◆ WORK TO BE COMPLETED
Repeat every record below exactly, leaving out the pictures.

◆ SUPPLIED RECORDS
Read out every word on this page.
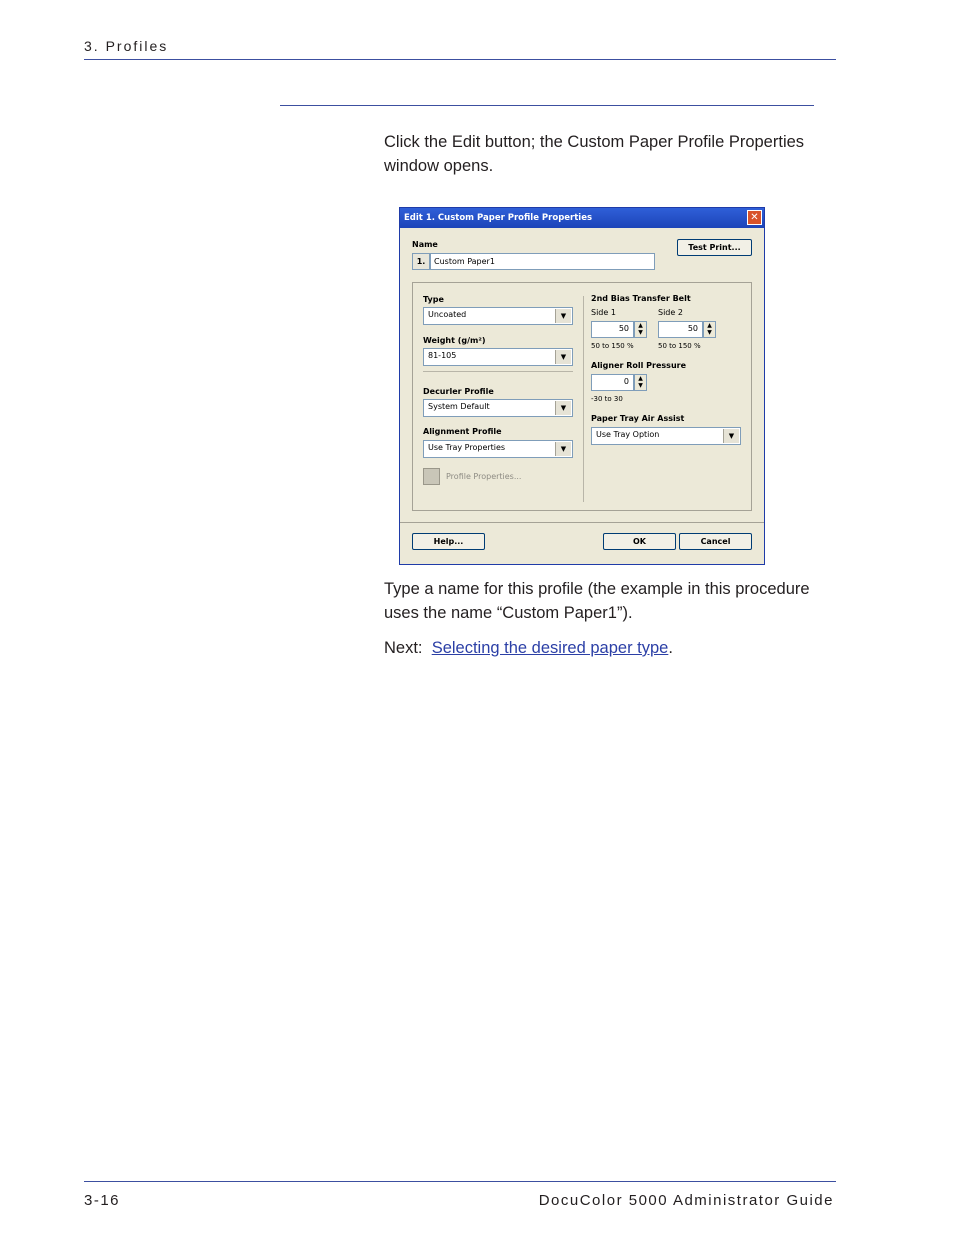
3. Profiles
Click the Edit button; the Custom Paper Profile Properties window opens.
Edit 1. Custom Paper Profile Properties	✕
Name
1.	Custom Paper1
Test Print...
Type
Uncoated	▼
Weight (g/m²)
81-105	▼
Decurler Profile
System Default	▼
Alignment Profile
Use Tray Properties	▼
Profile Properties...
2nd Bias Transfer Belt
Side 1	Side 2
50	▲
▼	50	▲
▼
50 to 150 %	50 to 150 %
Aligner Roll Pressure
0	▲
▼
-30 to 30
Paper Tray Air Assist
Use Tray Option	▼
Help...	OK	Cancel
Type a name for this profile (the example in this procedure uses the name “Custom Paper1”).
Next: Selecting the desired paper type.
3-16	DocuColor 5000 Administrator Guide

◆ TASK SOLUTION
Read out every word on this page.
3. Profiles
Click the Edit button; the Custom Paper Profile Properties window opens.
Edit 1. Custom Paper Profile Properties	✕
Name
1.	Custom Paper1
Test Print...
Type
Uncoated	▼
Weight (g/m²)
81-105	▼
Decurler Profile
System Default	▼
Alignment Profile
Use Tray Properties	▼
Profile Properties...
2nd Bias Transfer Belt
Side 1	Side 2
50	▲
▼	50	▲
▼
50 to 150 %	50 to 150 %
Aligner Roll Pressure
0	▲
▼
-30 to 30
Paper Tray Air Assist
Use Tray Option	▼
Help...	OK	Cancel
Type a name for this profile (the example in this procedure uses the name “Custom Paper1”).
Next: Selecting the desired paper type.
3-16	DocuColor 5000 Administrator Guide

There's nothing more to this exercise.